___ Given data
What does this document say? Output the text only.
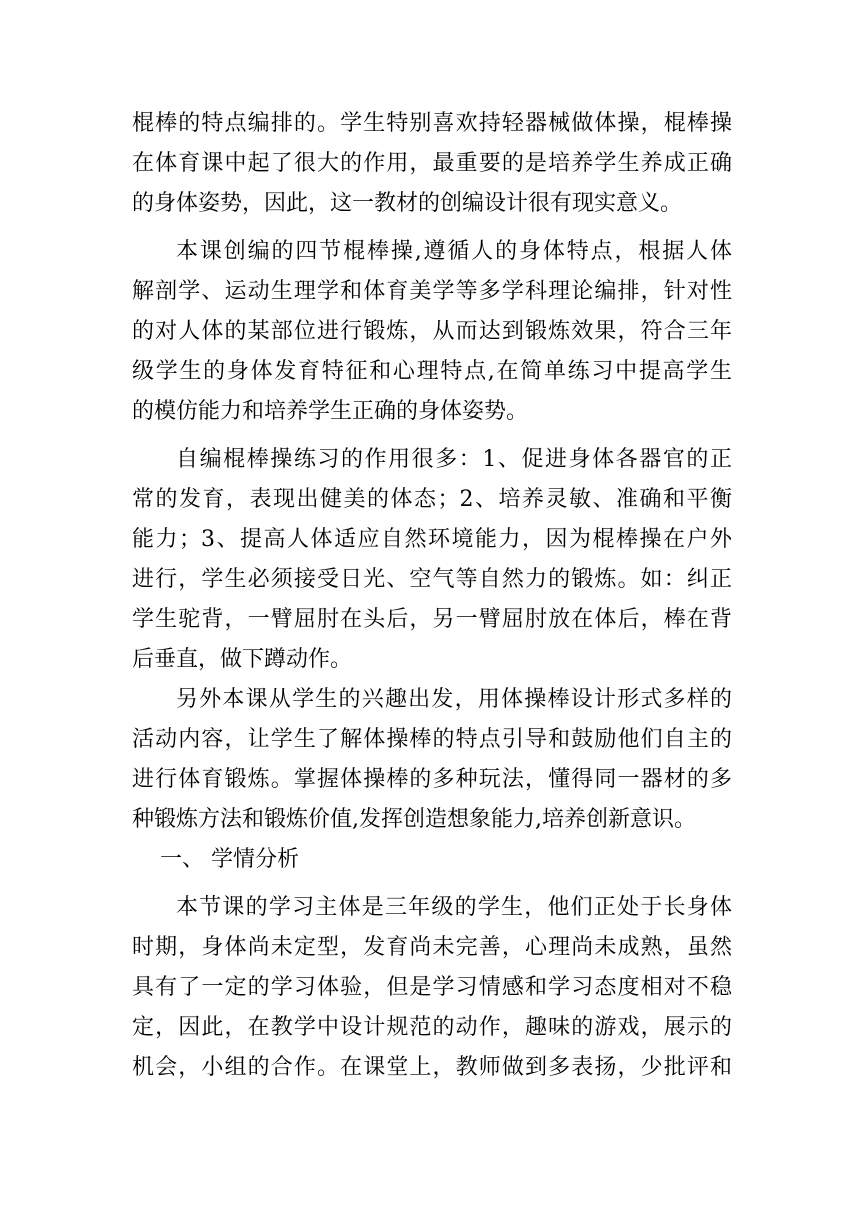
棍棒的特点编排的。学生特别喜欢持轻器械做体操，棍棒操
在体育课中起了很大的作用，最重要的是培养学生养成正确
的身体姿势，因此，这一教材的创编设计很有现实意义。
本课创编的四节棍棒操,遵循人的身体特点，根据人体
解剖学、运动生理学和体育美学等多学科理论编排，针对性
的对人体的某部位进行锻炼，从而达到锻炼效果，符合三年
级学生的身体发育特征和心理特点,在简单练习中提高学生
的模仿能力和培养学生正确的身体姿势。
自编棍棒操练习的作用很多：1、促进身体各器官的正
常的发育，表现出健美的体态；2、培养灵敏、准确和平衡
能力；3、提高人体适应自然环境能力，因为棍棒操在户外
进行，学生必须接受日光、空气等自然力的锻炼。如：纠正
学生驼背，一臂屈肘在头后，另一臂屈肘放在体后，棒在背
后垂直，做下蹲动作。
另外本课从学生的兴趣出发，用体操棒设计形式多样的
活动内容，让学生了解体操棒的特点引导和鼓励他们自主的
进行体育锻炼。掌握体操棒的多种玩法，懂得同一器材的多
种锻炼方法和锻炼价值,发挥创造想象能力,培养创新意识。
一、 学情分析
本节课的学习主体是三年级的学生，他们正处于长身体
时期，身体尚未定型，发育尚未完善，心理尚未成熟，虽然
具有了一定的学习体验，但是学习情感和学习态度相对不稳
定，因此，在教学中设计规范的动作，趣味的游戏，展示的
机会，小组的合作。在课堂上，教师做到多表扬，少批评和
______
Write out the whole listing exactly, and drop the pictures.

▸ Correct answer:
What does this document say? Output the text only.
棍棒的特点编排的。学生特别喜欢持轻器械做体操，棍棒操
在体育课中起了很大的作用，最重要的是培养学生养成正确
的身体姿势，因此，这一教材的创编设计很有现实意义。
本课创编的四节棍棒操,遵循人的身体特点，根据人体
解剖学、运动生理学和体育美学等多学科理论编排，针对性
的对人体的某部位进行锻炼，从而达到锻炼效果，符合三年
级学生的身体发育特征和心理特点,在简单练习中提高学生
的模仿能力和培养学生正确的身体姿势。
自编棍棒操练习的作用很多：1、促进身体各器官的正
常的发育，表现出健美的体态；2、培养灵敏、准确和平衡
能力；3、提高人体适应自然环境能力，因为棍棒操在户外
进行，学生必须接受日光、空气等自然力的锻炼。如：纠正
学生驼背，一臂屈肘在头后，另一臂屈肘放在体后，棒在背
后垂直，做下蹲动作。
另外本课从学生的兴趣出发，用体操棒设计形式多样的
活动内容，让学生了解体操棒的特点引导和鼓励他们自主的
进行体育锻炼。掌握体操棒的多种玩法，懂得同一器材的多
种锻炼方法和锻炼价值,发挥创造想象能力,培养创新意识。
一、 学情分析
本节课的学习主体是三年级的学生，他们正处于长身体
时期，身体尚未定型，发育尚未完善，心理尚未成熟，虽然
具有了一定的学习体验，但是学习情感和学习态度相对不稳
定，因此，在教学中设计规范的动作，趣味的游戏，展示的
机会，小组的合作。在课堂上，教师做到多表扬，少批评和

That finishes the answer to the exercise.